Cue the sound of every centrist pundit spontaneously combusting.

The internet, as expected, reacted like a cat seeing a cucumber. Half the people are calling her a “fiscal illiterate kook” and the other half are saying “she’s not wrong, she’s just saying the quiet part out loud while wearing a crystal necklace.”

Let’s be real for a second. The US national debt is currently hovering around $34 trillion. That number is so big it stops being a number and starts being a vibe. It’s like when you look at your credit card statement after a bad weekend in Vegas. You don’t actually process the digits; you just feel a vague sense of dread and hope the problem solves itself.

Meanwhile, the same politicians who clutch their pearls about the deficit every time someone suggests feeding children or healing the sick, had zero problem dropping $2 trillion on a tax cut that mostly benefited corporations and people who own yachts named “Tax Loophole.” They also had no problem printing trillions during COVID—money that somehow existed when we needed to bail out airlines, but vanished when we needed to bail out renters.

So when Marianne Williamson says “money is made up,” she’s not being a hippie conspiracy theorist. She’s describing the actual system we live in. Fiat currency. The US dollar is literally backed by “trust” and the implicit threat of the military. If you think about it too long, you’ll spiral into an existential crisis. But Williamson wants you to think about it, and then get angry enough to vote for her.

_Requirement 1_
Would you echo the piece on Marianne Williamson, starting at the words "Let’s be real" and stopping after "bail out renters."?
_Requirement 2_
Does each statement agree with the piece on Marianne Williamson? Answer yes or no and quote the deciding words. (a) It puts the US national debt at around $34 trillion. (b) It says the tax cut cost $1 trillion. (c) It says the US dollar is backed by gold.
The records that follow have no connection to the piece on Marianne Williamson.

_Information_
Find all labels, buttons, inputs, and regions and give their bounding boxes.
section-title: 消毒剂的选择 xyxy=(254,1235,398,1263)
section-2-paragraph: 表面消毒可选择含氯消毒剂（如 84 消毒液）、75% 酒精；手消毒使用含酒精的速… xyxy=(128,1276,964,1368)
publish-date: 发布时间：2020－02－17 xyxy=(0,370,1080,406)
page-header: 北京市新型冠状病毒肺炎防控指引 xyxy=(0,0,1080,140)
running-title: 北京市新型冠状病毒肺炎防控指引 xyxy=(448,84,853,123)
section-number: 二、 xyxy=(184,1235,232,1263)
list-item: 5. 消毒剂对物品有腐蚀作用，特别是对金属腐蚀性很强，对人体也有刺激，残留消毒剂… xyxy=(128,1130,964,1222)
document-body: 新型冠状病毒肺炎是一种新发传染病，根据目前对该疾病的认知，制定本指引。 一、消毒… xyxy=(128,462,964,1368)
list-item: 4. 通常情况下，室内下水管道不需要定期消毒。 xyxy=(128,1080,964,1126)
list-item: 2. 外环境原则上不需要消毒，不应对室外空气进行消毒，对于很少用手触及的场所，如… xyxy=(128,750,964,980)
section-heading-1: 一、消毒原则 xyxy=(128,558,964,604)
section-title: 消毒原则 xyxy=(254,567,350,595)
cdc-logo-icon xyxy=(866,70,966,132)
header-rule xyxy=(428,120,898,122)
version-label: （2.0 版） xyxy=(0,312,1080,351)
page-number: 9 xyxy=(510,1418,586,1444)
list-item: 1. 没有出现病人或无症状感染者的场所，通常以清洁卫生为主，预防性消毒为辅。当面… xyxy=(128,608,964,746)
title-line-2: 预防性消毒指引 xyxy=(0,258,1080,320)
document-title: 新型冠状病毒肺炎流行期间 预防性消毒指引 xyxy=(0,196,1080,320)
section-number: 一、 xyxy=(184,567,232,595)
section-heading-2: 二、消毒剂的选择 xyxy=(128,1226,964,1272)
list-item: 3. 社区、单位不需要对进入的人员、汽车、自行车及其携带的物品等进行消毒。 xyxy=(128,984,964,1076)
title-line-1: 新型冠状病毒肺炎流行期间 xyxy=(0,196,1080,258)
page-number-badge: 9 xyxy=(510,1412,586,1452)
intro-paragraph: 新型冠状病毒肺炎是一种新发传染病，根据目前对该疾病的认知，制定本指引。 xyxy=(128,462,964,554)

_Response 1_
Let’s be real for a second. The US national debt is currently hovering around $34 trillion. That number is so big it stops being a number and starts being a vibe. It’s like when you look at your credit card statement after a bad weekend in Vegas. You don’t actually process the digits; you just feel a vague sense of dread and hope the problem solves itself.

Meanwhile, the same politicians who clutch their pearls about the deficit every time someone suggests feeding children or healing the sick, had zero problem dropping $2 trillion on a tax cut that mostly benefited corporations and people who own yachts named “Tax Loophole.” They also had no problem printing trillions during COVID—money that somehow existed when we needed to bail out airlines, but vanished when we needed to bail out renters.

_Response 2_
(a) Yes: "The US national debt is currently hovering around $34 trillion."
(b) No: "dropping $2 trillion on a tax cut"
(c) No: "The US dollar is literally backed by “trust” and the implicit threat of the military."